Where the string "content" occurs in the material below, report the whole line.

+++ Extracted records

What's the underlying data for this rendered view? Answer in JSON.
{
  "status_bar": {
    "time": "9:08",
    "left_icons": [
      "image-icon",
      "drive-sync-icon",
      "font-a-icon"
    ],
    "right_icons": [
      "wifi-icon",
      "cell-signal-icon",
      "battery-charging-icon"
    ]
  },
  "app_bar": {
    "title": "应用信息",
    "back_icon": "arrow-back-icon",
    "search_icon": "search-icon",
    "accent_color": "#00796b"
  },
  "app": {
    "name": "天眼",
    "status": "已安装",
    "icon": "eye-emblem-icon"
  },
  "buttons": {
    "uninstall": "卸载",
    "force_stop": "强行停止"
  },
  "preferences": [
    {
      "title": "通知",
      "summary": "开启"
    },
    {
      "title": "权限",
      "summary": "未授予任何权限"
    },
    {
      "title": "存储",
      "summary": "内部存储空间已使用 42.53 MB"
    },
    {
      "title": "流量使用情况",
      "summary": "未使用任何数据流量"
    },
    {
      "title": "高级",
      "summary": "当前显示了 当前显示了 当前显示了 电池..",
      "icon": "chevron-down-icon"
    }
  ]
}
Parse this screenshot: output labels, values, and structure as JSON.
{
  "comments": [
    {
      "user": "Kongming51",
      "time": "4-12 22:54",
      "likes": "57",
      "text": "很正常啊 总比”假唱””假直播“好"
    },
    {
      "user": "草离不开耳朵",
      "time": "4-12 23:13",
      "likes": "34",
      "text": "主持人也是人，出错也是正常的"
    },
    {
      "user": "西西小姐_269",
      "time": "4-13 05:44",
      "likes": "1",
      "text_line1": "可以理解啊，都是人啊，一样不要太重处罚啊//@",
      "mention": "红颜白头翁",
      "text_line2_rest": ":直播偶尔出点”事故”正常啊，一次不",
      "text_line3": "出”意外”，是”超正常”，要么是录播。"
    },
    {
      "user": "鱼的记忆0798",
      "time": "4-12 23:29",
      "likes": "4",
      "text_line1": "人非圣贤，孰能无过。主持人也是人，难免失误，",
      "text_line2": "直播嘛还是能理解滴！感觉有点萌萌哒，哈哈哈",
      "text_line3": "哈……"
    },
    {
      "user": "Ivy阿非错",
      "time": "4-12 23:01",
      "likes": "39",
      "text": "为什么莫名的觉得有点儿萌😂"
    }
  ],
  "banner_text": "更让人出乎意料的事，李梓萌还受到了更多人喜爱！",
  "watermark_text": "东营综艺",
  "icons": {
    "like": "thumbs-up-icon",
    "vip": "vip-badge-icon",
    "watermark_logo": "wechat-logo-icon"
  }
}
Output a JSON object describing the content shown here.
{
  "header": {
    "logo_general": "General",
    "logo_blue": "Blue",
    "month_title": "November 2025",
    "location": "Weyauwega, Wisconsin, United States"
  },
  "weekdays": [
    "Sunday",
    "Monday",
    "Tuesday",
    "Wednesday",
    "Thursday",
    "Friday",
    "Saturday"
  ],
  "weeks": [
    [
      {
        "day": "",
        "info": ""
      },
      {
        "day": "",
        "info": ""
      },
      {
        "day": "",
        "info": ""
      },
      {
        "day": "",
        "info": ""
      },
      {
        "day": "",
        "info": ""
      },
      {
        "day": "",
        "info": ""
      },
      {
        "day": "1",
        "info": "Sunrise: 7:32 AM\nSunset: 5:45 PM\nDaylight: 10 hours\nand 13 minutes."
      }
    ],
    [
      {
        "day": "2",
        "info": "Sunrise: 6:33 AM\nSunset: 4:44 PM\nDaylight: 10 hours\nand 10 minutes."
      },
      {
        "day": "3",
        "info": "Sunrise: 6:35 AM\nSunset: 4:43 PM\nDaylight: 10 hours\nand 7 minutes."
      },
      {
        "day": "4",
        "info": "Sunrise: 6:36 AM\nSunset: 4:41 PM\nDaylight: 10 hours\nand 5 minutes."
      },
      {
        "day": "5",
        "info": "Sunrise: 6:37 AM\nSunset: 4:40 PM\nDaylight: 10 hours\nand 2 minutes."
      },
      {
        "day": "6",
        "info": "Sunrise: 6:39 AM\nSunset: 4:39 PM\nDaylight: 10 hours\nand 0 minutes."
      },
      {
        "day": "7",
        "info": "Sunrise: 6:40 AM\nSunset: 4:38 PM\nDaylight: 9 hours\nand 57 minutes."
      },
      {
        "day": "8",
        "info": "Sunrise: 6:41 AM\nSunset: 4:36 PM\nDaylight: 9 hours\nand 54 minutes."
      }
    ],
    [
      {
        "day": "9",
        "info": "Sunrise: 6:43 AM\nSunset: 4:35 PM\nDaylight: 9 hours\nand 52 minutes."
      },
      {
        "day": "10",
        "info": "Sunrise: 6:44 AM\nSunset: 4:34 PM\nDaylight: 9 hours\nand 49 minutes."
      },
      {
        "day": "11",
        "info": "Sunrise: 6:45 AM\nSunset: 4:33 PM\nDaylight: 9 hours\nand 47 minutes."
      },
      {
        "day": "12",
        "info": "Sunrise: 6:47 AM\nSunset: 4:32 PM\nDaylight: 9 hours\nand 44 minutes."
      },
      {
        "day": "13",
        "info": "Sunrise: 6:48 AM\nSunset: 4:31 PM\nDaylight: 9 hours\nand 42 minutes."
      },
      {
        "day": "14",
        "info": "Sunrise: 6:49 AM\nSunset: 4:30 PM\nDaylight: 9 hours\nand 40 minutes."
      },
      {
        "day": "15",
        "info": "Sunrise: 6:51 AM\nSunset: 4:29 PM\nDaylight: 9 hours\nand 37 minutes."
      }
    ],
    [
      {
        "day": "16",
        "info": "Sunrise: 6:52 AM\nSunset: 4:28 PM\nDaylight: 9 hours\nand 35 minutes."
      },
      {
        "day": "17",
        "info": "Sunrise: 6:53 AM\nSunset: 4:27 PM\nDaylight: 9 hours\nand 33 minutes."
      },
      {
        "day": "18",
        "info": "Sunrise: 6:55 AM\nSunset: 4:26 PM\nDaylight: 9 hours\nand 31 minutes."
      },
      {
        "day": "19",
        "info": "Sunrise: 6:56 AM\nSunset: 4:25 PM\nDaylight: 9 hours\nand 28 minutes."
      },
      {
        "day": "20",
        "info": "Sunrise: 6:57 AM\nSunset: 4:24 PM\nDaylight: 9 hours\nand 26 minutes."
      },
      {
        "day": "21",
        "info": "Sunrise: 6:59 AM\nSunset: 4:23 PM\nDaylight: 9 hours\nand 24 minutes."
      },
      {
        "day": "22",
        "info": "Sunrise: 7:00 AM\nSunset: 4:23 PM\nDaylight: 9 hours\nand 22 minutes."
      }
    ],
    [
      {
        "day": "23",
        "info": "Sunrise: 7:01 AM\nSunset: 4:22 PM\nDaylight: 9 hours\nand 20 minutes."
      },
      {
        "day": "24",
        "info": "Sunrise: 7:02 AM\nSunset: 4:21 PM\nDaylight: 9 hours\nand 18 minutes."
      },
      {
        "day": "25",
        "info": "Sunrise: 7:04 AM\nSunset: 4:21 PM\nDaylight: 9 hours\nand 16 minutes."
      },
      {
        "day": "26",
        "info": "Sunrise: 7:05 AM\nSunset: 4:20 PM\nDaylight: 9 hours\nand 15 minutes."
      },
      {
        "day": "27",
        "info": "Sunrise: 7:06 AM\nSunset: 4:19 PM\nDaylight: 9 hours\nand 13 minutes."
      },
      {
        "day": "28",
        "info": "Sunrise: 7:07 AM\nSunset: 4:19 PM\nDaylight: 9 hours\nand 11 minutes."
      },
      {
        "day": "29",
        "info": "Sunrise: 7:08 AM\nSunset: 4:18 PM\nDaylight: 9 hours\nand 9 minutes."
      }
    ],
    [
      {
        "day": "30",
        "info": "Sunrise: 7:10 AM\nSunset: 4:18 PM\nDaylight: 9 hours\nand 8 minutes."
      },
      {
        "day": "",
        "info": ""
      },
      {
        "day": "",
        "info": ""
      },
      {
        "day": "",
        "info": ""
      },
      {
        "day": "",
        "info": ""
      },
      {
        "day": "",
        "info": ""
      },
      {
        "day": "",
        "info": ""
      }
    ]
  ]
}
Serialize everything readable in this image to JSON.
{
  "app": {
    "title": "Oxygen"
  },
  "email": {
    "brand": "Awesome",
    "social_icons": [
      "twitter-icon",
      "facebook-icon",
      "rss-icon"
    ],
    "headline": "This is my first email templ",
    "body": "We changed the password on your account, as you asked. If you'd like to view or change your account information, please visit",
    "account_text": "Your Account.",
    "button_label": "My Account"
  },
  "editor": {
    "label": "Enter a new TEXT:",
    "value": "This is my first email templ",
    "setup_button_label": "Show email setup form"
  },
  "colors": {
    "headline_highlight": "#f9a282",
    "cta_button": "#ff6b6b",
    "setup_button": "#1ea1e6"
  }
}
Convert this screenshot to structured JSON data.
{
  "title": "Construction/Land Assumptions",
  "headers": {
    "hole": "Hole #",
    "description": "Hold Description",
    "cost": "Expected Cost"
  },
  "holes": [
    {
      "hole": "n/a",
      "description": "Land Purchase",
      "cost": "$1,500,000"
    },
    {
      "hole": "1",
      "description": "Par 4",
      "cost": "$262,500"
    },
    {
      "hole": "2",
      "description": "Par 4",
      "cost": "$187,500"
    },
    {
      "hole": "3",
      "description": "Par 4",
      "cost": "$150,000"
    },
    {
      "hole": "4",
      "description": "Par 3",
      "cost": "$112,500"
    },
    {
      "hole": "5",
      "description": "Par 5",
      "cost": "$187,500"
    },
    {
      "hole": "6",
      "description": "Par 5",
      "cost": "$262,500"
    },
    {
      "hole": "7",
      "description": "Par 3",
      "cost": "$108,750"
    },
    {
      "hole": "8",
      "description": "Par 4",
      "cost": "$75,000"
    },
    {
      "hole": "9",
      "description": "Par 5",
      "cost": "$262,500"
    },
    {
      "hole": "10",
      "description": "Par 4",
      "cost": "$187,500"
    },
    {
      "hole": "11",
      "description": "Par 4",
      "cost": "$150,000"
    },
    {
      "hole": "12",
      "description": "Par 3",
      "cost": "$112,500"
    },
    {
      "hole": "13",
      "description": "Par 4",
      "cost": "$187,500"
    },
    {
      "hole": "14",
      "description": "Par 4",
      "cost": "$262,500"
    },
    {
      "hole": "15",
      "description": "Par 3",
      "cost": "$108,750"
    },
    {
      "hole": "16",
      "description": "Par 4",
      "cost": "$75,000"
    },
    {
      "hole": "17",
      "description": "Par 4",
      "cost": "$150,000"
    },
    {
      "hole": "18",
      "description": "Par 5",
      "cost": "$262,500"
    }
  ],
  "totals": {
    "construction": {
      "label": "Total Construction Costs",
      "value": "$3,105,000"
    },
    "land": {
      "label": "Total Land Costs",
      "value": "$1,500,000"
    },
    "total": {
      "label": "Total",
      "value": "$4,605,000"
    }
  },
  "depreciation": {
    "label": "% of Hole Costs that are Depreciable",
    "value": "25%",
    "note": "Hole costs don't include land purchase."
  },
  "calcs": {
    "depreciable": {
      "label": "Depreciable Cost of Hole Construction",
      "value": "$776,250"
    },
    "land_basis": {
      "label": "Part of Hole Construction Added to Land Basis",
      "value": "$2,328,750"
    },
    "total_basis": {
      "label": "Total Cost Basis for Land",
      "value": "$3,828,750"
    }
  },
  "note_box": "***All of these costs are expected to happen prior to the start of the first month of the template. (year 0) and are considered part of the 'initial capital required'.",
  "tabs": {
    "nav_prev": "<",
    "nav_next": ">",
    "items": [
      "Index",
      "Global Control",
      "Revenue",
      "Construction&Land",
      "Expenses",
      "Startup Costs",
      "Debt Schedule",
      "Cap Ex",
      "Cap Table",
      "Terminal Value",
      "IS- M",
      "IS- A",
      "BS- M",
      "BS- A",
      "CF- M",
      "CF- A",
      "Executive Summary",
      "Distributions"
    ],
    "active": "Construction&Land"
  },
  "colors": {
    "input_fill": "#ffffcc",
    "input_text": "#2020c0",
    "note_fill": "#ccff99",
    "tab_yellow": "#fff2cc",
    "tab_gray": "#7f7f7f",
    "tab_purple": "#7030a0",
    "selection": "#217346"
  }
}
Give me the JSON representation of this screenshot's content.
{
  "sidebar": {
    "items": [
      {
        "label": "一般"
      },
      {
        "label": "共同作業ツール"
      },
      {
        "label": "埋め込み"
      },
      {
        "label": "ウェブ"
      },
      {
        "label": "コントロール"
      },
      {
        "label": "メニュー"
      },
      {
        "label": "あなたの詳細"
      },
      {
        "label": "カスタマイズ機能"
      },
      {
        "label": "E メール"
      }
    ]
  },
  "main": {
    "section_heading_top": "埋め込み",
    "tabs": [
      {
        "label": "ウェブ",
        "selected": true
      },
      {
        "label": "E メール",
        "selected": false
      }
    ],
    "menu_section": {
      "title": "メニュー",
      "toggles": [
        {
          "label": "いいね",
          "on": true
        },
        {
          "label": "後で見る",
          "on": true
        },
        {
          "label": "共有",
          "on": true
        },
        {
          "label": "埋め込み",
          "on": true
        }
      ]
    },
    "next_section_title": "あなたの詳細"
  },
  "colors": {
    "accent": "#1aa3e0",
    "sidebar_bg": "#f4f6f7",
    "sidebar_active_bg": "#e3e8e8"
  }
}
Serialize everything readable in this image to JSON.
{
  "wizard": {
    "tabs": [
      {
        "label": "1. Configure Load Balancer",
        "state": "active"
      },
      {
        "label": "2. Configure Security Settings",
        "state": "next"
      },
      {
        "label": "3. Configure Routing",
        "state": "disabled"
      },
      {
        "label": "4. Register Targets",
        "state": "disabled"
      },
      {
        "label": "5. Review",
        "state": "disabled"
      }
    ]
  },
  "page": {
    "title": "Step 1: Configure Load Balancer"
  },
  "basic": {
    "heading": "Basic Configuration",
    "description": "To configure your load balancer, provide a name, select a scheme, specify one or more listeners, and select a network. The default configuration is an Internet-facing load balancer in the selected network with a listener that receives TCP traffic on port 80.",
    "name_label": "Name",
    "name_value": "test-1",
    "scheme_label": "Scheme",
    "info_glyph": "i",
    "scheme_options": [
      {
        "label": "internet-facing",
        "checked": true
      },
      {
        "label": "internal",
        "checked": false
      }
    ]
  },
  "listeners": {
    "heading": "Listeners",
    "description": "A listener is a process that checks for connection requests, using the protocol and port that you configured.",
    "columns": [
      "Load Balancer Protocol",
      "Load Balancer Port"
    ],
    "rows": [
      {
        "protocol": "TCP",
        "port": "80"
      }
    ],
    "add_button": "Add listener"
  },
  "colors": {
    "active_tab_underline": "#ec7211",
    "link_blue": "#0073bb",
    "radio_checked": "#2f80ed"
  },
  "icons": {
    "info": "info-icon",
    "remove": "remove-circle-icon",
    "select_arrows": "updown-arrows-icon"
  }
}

++++++

*Complete output*.
Output a JSON object describing the content shown here.
Give me the JSON representation of this screenshot's content.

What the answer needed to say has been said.